◆ **Text passage**:
● ● ● ●

Re: [h2] A single update can 10x the filesize of the database

2024-03-17 Thread Vincent
Hello,

I am not a maintainer of H2 but I was curious and I have quickly looked at 
your test case.
If I print the filestore stats after the inserts/update, I think the 
behavior is quite normal/expected actually.

After the inserts, we have:
info.FILL_RATE=100
info.CHUNKS_FILL_RATE=99
info.CHUNKS_FILL_RATE_RW=100
info.CHUNK_COUNT=148

Meaning the file is quite packed: No empty space in the file 
(FILL_RATE=100%) and all chunks in the file are fully used (no dead pages, 
CHUNKS_FILL_RATE=99%)

Directly after the update:
info.FILL_RATE=100
info.CHUNKS_FILL_RATE=10
info.CHUNKS_FILL_RATE_RW=100
info.CHUNK_COUNT=1062

As expected the number of chunks has greatly increased: The update takes a 
while and the filestore autocommit is triggered regularly (after a very 
small period of time or if pending changes size is bigger than a threshold, 
cf. WRITE_DELAY, MVStore autoCommitBufferSize), creating a lot of new 
chunks at the end of the file. -> Chunks fill rate has dropped to 10%, 
meaning most of the chunks contain mostly dead pages. And that has explains 
why you see a ~10 times file size increase btw.

But then H2 has a background housekeeping that kicks in (after some time 
because you use the default RETENTION_TIME of 45 sec. meaning it cannot 
rewrite immediately the chunks).
We end up with those stats:
info.FILL_RATE=11
info.CHUNKS_FILL_RATE=98
info.CHUNKS_FILL_RATE_RW=99
info.CHUNK_COUNT=223

So H2 did rewrite most of the chunks and then deleted the chunks containing 
only dead pages: There was a big decrease of the numbers of chunks from 
1062 containing mainly dead pages (CHUNK_FILL_RATE=10%) to 223 chunks with 
mainly alive pages (CHUNK_FILL_RATE=98%).
Now the file contains a lot of "empty space" (FILL_RATE=11%), as dead 
chunks are considered as free/empty space and alive chunks are probably at 
the end of the file.
That means that while the file remains quite large, any new chunks that 
will be created will use the freed space and the file will not increase 
anymore.
After additional writes, you could even probably end up in a situation 
where new chunks are written in the empty space at the beginning of the 
file, freeing the chunks at the end of the file and that would trigger a 
truncation of the file (=> file size reduction)

In summary, it looks to me that H2 filestore is not designed/optimized to 
keep the file as small as possible but it will somehow limit the file size 
and make sure the space can be reused. If you really want to keep the file 
size as minimal, I guess some tuning could be performed (mainly on 
autocommit parameters ?).

One of maintainer (Andrei Tokar ?) can probably share more on this topic 
(and also assess whether what have explained in this comment is correct or 
not :) )

Best regards,
Vincent

Le dimanche 17 mars 2024 à 13:15:39 UTC+1, Alexander Kainz a écrit :

> As I said I was able to avoid the issue, but figured a h2 db developer 
> might want to know there is an issue.

● ● ● ●

◆ **Raw data**:
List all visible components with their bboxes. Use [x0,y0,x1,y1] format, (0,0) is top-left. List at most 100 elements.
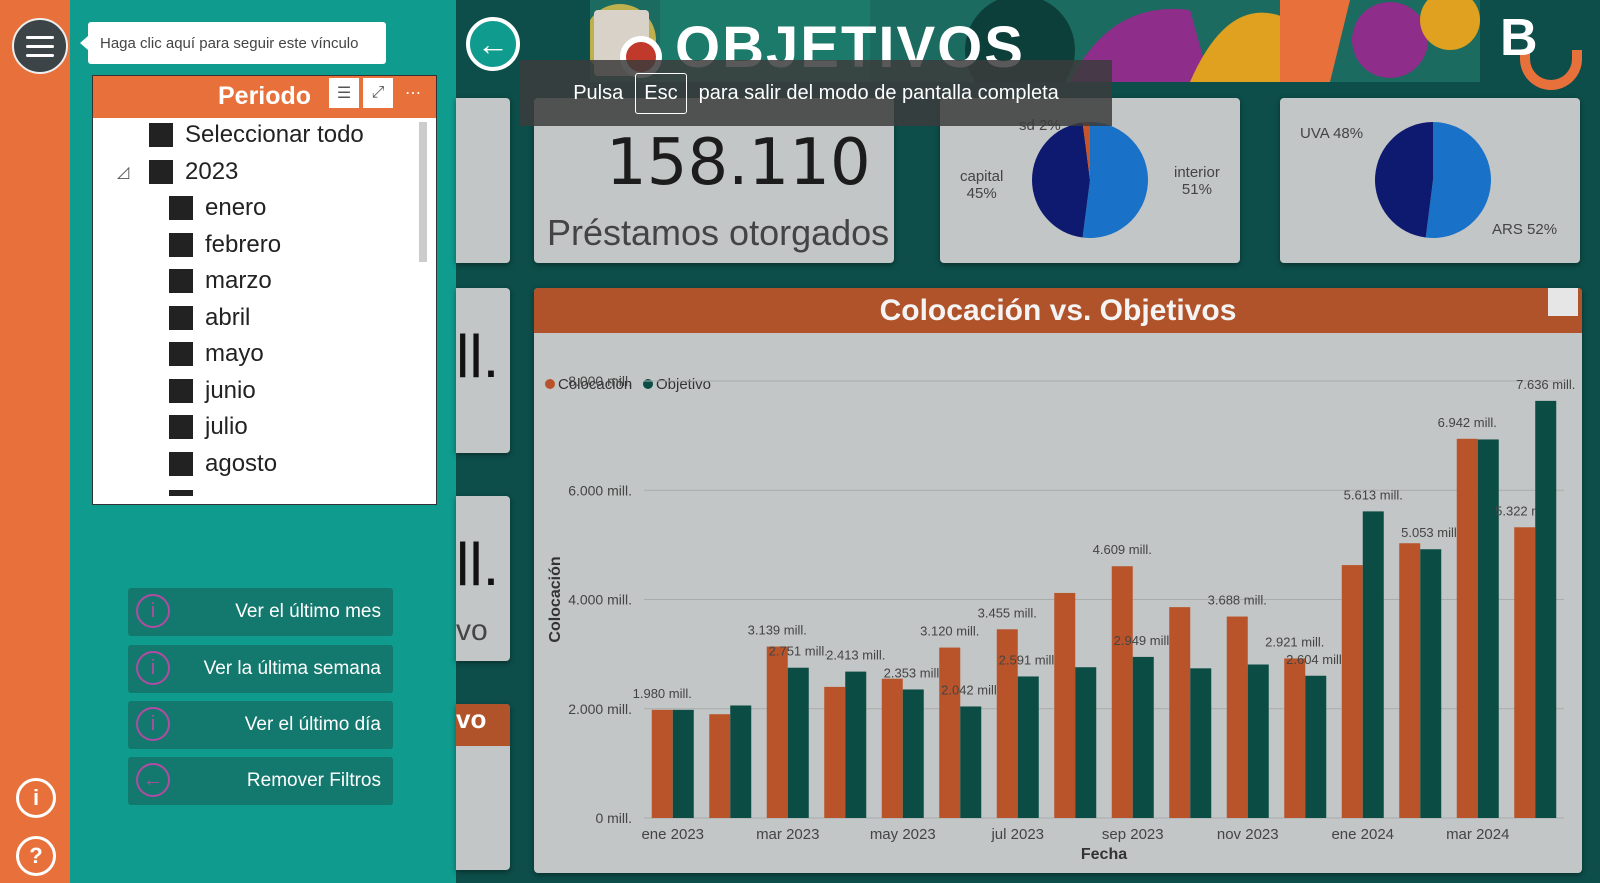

● ● ● ●

◆ **Written task A**:
In the forum post about H2 file size, what default RETENTION_TIME is mentioned?
◆ **Written task B**:
Repeat everything in the forum post about H2 file size from "After additional writes, you" down to "autocommit parameters ?).".

◆ **Task result A**:
45 seconds

◆ **Task result B**:
After additional writes, you could even probably end up in a situation 
where new chunks are written in the empty space at the beginning of the 
file, freeing the chunks at the end of the file and that would trigger a 
truncation of the file (=> file size reduction)

In summary, it looks to me that H2 filestore is not designed/optimized to 
keep the file as small as possible but it will somehow limit the file size 
and make sure the space can be reused. If you really want to keep the file 
size as minimal, I guess some tuning could be performed (mainly on 
autocommit parameters ?).